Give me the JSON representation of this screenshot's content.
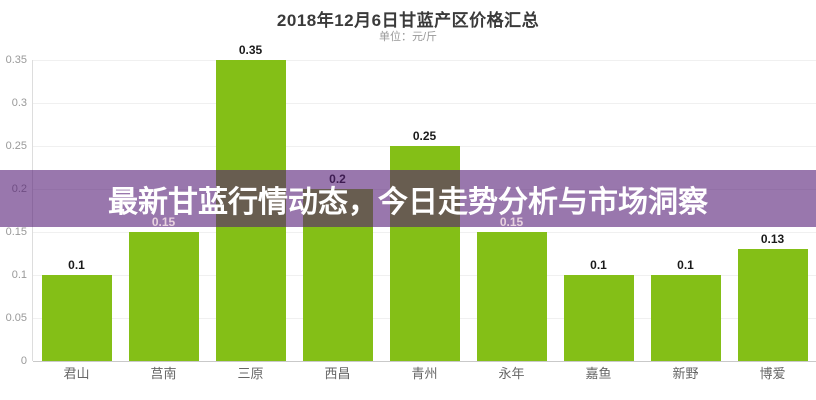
{
  "header": {
    "title": "2018年12月6日甘蓝产区价格汇总",
    "subtitle": "单位：元/斤"
  },
  "banner": {
    "text": "最新甘蓝行情动态，今日走势分析与市场洞察",
    "overlay_color": "rgba(85,28,118,0.60)",
    "text_color": "#ffffff"
  },
  "chart_data": {
    "type": "bar",
    "title": "2018年12月6日甘蓝产区价格汇总",
    "unit": "元/斤",
    "categories": [
      "君山",
      "莒南",
      "三原",
      "西昌",
      "青州",
      "永年",
      "嘉鱼",
      "新野",
      "博爱"
    ],
    "values": [
      0.1,
      0.15,
      0.35,
      0.2,
      0.25,
      0.15,
      0.1,
      0.1,
      0.13
    ],
    "value_labels": [
      "0.1",
      "0.15",
      "0.35",
      "0.2",
      "0.25",
      "0.15",
      "0.1",
      "0.1",
      "0.13"
    ],
    "pale_label_indices": [
      1,
      5
    ],
    "xlabel": "",
    "ylabel": "",
    "ylim": [
      0,
      0.35
    ],
    "yticks": [
      0,
      0.05,
      0.1,
      0.15,
      0.2,
      0.25,
      0.3,
      0.35
    ],
    "grid": true,
    "legend": false,
    "bar_color": "#84bf17",
    "gridline_color": "#f0f0f0",
    "axis_color": "#c9c9c9"
  }
}
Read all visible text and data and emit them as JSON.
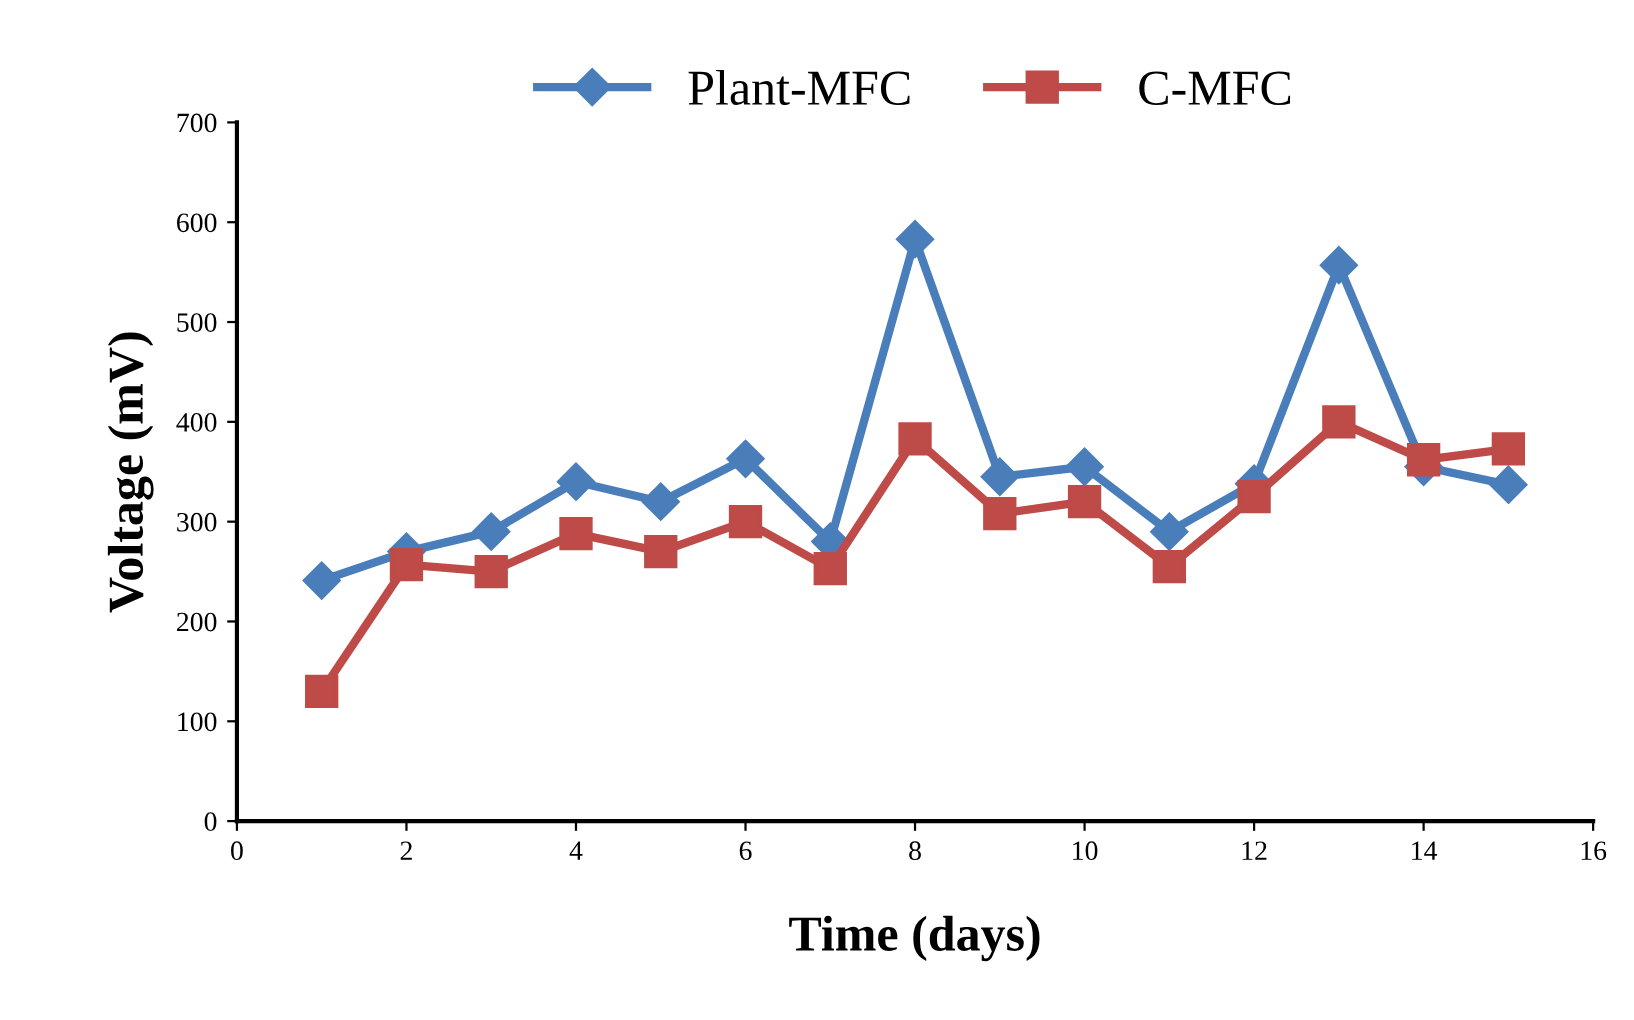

■ What the task asks:
Show the lines of the material that contain the word "JSON".

■ The answer:
Give me the JSON representation of this screenshot's content.
Read all visible text and data and emit them as JSON.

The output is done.